** Start of Passage to read **
How do you plot a rotated ellipse pixel-perfect? Well, I was almost stymied on this one, until I applied the idea I came up with for quadratic Bezier curves that I thankfully didn’t have to use for that problem. I would instead linearly combine an x-axis and a y-axis parabola using cosine and sine. In order for it to have the same equation result, though, we have to cosine squared and sine squared so that they sum to one. Here is the application for the case of an ellipse.
m = cos(w)
n = sin(w)
a^2 * x^2 + b^2 * y^2 = a^2 * b^2
m^2 * (a^2 * x^2 + b^2 * y^2) + n^2 * (b^2 * x^2 + a^2 * y^2) = a^2 * b^2
(m^2 * a^2 + n^2 * b^2) * x^2 + (m^2 * b^2 + n^2 * a^2) * y^2 = a^2 * b^2
But alas, this does not work! Why? If you look at these equations, all we are doing is computing another ellipse on aligned axes but with different radii. We can’t just add squared components, we need to add linear components too, just like the case of quadratic Bezier curves that effectively allow rotated parabolas.
So, the question is, how do we compute the linear part of these equations? In the case of a skewed ellipse, it’s easy. But also, a skewed ellipse is a rotated ellipse with slightly different radii. So, we have to know how to convert a rotated ellipse into a skewed and stretched ellipse.
So, let’s go back to the equation of rotation.
x(t) = cos(w) * x0(t) - sin(w) * y0(t)
y(t) = cos(w) * y0(t) + sin(w) * x0(t)
** End of Passage to read **
> [Set problem 1] Copy out the whole passage on plotting a rotated ellipse, word for word.
** Start of Dataset **
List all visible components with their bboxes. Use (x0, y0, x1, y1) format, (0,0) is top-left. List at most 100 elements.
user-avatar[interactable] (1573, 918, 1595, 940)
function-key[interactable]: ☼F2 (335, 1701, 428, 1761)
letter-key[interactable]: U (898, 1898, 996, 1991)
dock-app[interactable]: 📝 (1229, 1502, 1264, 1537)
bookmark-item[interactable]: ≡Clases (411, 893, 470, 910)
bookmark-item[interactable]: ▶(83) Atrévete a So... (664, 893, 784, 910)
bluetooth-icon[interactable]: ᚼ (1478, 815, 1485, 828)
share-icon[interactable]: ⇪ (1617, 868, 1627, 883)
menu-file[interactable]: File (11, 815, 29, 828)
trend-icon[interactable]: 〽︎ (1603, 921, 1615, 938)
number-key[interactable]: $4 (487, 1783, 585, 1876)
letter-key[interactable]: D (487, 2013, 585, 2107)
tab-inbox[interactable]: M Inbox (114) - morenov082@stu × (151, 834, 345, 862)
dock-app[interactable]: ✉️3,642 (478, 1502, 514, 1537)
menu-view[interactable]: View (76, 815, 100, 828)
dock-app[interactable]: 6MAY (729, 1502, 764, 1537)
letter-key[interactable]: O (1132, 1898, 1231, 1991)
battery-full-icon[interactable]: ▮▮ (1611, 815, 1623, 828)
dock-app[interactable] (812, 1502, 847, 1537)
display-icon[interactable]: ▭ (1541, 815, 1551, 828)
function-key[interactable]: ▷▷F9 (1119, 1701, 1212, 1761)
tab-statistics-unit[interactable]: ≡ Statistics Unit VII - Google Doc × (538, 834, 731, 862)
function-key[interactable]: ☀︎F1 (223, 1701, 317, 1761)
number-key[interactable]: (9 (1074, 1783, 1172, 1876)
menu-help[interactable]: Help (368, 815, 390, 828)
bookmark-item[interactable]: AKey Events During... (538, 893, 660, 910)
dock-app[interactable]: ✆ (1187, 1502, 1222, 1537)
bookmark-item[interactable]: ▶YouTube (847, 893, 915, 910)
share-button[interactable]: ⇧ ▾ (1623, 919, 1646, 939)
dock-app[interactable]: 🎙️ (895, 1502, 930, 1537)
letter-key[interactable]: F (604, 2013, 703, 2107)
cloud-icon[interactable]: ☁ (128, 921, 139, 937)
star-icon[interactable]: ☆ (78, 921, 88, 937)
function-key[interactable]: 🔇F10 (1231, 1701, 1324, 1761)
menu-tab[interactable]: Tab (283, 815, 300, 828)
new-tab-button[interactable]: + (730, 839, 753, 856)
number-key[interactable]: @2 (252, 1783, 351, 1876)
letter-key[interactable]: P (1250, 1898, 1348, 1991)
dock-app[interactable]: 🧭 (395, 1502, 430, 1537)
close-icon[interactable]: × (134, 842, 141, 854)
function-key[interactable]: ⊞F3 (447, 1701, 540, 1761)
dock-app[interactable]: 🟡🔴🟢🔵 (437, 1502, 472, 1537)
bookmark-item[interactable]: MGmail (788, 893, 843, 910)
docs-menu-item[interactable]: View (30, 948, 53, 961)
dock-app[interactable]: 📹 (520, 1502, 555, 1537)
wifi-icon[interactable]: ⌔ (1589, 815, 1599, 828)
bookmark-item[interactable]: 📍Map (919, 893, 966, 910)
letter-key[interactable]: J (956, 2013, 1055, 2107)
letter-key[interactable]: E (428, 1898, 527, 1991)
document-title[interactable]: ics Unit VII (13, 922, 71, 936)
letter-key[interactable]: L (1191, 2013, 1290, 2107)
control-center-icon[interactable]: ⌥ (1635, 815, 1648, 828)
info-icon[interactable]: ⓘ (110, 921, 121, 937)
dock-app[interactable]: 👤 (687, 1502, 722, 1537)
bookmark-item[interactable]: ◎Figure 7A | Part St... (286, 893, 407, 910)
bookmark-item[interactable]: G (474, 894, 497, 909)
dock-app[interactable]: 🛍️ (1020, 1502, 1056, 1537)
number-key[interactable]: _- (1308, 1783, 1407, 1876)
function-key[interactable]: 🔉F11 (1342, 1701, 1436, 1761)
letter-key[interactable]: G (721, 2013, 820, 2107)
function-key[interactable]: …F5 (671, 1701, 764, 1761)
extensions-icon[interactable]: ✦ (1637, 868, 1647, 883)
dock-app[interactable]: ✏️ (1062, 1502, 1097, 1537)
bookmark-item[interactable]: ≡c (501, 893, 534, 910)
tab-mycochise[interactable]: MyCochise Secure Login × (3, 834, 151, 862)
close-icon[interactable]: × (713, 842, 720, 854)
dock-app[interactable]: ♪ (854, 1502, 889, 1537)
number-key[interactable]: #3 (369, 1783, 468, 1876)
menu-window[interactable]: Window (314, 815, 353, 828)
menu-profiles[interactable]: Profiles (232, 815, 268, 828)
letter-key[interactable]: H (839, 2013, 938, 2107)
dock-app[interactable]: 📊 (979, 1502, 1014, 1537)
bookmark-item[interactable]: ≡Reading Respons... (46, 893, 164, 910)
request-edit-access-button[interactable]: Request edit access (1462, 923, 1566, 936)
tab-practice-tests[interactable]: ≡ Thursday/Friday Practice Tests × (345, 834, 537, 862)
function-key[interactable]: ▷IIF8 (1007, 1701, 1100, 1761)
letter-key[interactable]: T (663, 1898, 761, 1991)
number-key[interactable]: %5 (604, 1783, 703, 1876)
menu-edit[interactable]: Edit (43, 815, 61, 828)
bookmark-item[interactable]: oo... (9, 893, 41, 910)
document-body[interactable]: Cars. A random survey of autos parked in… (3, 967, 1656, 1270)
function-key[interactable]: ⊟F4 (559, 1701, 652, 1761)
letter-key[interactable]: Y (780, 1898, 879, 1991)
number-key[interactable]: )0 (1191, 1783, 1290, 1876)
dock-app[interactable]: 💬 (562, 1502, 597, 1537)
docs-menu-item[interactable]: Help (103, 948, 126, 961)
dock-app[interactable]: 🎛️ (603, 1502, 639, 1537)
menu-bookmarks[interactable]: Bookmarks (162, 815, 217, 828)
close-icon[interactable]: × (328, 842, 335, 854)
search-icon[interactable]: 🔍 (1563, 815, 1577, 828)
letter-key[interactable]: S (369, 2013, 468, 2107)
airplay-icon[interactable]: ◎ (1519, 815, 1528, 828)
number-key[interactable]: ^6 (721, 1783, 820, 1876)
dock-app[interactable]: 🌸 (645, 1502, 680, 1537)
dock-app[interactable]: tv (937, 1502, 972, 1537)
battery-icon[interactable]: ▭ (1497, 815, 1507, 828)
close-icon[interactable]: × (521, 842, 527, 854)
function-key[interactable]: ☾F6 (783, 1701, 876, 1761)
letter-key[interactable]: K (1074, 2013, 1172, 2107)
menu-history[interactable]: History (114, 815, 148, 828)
** End of Dataset **
> [Set problem 2] Extract the rows from the first row up to and including the row that contains "bluetooth-icon[interactable]: ᚼ (1478, 815, 1485, 828)", reproducing each one unchanged.

> [Full response 1]
How do you plot a rotated ellipse pixel-perfect? Well, I was almost stymied on this one, until I applied the idea I came up with for quadratic Bezier curves that I thankfully didn’t have to use for that problem. I would instead linearly combine an x-axis and a y-axis parabola using cosine and sine. In order for it to have the same equation result, though, we have to cosine squared and sine squared so that they sum to one. Here is the application for the case of an ellipse.
m = cos(w)
n = sin(w)
a^2 * x^2 + b^2 * y^2 = a^2 * b^2
m^2 * (a^2 * x^2 + b^2 * y^2) + n^2 * (b^2 * x^2 + a^2 * y^2) = a^2 * b^2
(m^2 * a^2 + n^2 * b^2) * x^2 + (m^2 * b^2 + n^2 * a^2) * y^2 = a^2 * b^2
But alas, this does not work! Why? If you look at these equations, all we are doing is computing another ellipse on aligned axes but with different radii. We can’t just add squared components, we need to add linear components too, just like the case of quadratic Bezier curves that effectively allow rotated parabolas.
So, the question is, how do we compute the linear part of these equations? In the case of a skewed ellipse, it’s easy. But also, a skewed ellipse is a rotated ellipse with slightly different radii. So, we have to know how to convert a rotated ellipse into a skewed and stretched ellipse.
So, let’s go back to the equation of rotation.
x(t) = cos(w) * x0(t) - sin(w) * y0(t)
y(t) = cos(w) * y0(t) + sin(w) * x0(t)

> [Full response 2]
List all visible components with their bboxes. Use (x0, y0, x1, y1) format, (0,0) is top-left. List at most 100 elements.
user-avatar[interactable] (1573, 918, 1595, 940)
function-key[interactable]: ☼F2 (335, 1701, 428, 1761)
letter-key[interactable]: U (898, 1898, 996, 1991)
dock-app[interactable]: 📝 (1229, 1502, 1264, 1537)
bookmark-item[interactable]: ≡Clases (411, 893, 470, 910)
bookmark-item[interactable]: ▶(83) Atrévete a So... (664, 893, 784, 910)
bluetooth-icon[interactable]: ᚼ (1478, 815, 1485, 828)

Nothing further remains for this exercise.